• **Work required**
In the entries below, count every line with the string "this". State the count and nothing else.

• **Available data**
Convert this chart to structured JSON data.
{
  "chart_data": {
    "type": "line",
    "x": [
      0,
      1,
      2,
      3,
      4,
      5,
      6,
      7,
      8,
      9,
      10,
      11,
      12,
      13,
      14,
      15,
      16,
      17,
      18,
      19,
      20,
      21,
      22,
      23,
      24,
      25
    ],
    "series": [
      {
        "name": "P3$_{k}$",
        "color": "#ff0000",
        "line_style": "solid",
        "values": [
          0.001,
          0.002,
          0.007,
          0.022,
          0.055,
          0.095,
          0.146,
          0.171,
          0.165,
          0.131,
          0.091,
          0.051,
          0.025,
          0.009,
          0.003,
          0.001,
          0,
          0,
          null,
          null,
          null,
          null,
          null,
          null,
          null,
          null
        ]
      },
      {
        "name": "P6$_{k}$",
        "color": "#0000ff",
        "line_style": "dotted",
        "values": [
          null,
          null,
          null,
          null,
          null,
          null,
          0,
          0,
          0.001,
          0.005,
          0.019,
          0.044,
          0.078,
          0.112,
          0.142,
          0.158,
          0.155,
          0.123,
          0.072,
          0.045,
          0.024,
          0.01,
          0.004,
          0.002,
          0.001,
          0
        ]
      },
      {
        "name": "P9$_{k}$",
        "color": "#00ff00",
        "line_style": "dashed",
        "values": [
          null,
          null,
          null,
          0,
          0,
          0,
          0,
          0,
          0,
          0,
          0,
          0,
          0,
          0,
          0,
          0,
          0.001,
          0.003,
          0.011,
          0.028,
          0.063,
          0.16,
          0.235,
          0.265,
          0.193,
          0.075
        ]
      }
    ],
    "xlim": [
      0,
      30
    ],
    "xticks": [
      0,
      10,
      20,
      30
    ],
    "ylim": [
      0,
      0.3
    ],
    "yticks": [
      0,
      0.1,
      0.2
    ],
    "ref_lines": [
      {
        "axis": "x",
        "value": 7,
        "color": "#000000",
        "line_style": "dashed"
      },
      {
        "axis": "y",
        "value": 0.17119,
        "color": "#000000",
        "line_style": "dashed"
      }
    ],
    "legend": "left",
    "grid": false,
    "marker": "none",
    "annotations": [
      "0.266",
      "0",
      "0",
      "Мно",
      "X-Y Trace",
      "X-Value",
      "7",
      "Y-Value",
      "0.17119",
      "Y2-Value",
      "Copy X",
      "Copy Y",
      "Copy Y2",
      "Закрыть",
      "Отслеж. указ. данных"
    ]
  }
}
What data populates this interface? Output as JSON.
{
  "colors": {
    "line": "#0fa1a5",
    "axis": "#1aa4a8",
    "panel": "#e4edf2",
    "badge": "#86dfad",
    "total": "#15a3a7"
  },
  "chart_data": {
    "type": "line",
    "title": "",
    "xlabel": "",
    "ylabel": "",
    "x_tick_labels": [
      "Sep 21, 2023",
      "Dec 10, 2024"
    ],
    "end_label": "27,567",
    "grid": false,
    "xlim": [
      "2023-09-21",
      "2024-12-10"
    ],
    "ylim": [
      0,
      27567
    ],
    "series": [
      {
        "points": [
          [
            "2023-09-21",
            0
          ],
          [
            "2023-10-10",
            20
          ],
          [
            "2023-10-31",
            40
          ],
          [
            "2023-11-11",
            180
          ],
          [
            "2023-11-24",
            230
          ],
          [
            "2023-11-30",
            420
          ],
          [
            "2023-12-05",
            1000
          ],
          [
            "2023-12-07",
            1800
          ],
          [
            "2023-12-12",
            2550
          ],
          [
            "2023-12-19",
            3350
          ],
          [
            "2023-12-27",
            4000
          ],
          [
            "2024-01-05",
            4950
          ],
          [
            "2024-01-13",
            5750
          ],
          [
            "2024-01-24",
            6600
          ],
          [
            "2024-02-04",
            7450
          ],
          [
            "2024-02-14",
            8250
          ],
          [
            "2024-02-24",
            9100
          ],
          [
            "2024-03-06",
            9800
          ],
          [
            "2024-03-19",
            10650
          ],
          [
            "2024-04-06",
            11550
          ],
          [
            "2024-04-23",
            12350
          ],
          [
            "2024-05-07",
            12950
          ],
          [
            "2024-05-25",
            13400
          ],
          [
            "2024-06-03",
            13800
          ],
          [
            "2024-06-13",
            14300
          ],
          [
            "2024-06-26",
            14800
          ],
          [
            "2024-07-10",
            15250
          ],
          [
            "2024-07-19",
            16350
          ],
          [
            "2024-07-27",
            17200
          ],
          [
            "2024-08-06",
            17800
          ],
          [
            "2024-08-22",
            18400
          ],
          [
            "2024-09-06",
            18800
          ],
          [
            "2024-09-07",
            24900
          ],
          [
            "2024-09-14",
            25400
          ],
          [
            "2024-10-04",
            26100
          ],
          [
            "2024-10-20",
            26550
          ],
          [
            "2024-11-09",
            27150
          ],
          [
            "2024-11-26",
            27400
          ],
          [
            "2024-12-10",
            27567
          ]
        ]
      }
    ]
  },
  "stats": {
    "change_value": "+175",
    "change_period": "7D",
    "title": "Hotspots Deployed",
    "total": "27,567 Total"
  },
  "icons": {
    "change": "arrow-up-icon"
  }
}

• **Response below**
2